+++ Material for the task

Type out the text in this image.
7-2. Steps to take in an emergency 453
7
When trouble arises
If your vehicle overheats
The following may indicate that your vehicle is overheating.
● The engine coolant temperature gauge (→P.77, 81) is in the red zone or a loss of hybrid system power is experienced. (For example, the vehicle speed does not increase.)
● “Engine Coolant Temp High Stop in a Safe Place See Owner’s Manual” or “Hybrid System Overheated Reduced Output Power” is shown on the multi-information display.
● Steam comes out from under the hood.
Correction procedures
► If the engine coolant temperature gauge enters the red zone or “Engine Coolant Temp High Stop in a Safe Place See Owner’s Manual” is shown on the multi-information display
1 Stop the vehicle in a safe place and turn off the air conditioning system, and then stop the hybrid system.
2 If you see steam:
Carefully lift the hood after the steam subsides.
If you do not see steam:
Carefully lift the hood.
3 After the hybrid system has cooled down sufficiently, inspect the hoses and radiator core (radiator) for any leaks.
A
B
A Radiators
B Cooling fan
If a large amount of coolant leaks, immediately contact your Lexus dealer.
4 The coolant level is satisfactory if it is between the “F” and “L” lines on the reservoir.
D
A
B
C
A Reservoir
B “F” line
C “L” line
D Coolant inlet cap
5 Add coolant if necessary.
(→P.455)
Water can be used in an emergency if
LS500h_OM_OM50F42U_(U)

++++++
+++ Material for the task

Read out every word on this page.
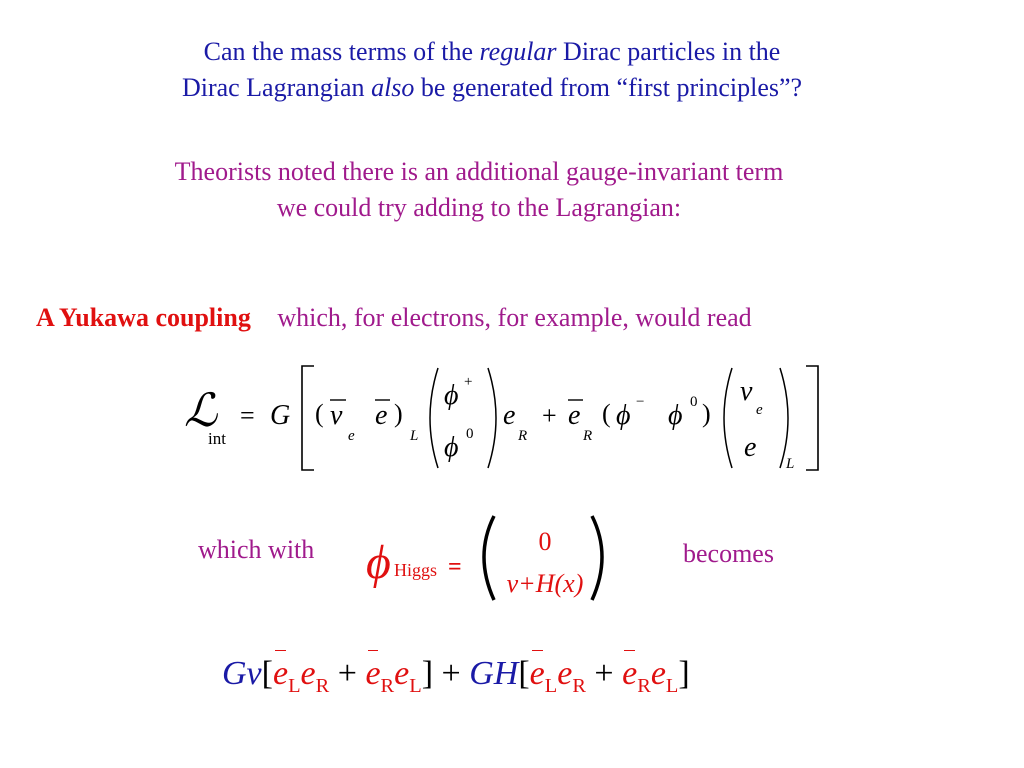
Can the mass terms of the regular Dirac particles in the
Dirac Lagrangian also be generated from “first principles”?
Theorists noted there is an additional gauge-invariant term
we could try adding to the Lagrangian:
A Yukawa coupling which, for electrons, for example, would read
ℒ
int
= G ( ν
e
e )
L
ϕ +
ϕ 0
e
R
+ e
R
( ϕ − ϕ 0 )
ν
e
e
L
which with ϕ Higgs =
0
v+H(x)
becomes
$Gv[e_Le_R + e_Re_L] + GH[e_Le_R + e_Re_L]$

++++++

# [Problem statement]
Using the material above, report each line where "Carefully" occurs.

# [Exercise response]
Carefully lift the hood after the steam subsides.
Carefully lift the hood.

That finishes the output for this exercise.